__WRITTEN INSTRUCTION__. Tally the lines of the listing that contain the word "intervient", then give the total and nothing else.

(Records from a dataset)
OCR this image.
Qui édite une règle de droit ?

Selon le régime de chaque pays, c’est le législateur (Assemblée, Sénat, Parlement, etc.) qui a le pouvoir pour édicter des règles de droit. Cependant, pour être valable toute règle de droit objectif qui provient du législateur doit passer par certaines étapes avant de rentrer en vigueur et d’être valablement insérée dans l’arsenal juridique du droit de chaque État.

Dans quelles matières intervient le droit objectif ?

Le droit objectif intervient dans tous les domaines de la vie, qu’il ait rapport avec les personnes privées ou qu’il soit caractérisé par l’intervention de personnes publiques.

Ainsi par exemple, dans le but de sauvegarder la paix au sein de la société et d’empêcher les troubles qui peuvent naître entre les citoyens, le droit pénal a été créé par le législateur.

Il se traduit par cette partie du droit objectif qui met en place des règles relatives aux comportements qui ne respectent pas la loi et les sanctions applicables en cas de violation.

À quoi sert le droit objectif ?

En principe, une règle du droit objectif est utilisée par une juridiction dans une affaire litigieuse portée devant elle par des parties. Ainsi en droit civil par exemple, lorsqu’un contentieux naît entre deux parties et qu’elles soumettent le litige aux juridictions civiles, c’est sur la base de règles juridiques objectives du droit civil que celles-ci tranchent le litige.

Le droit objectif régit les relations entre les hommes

__COMPLETED TASK__. 2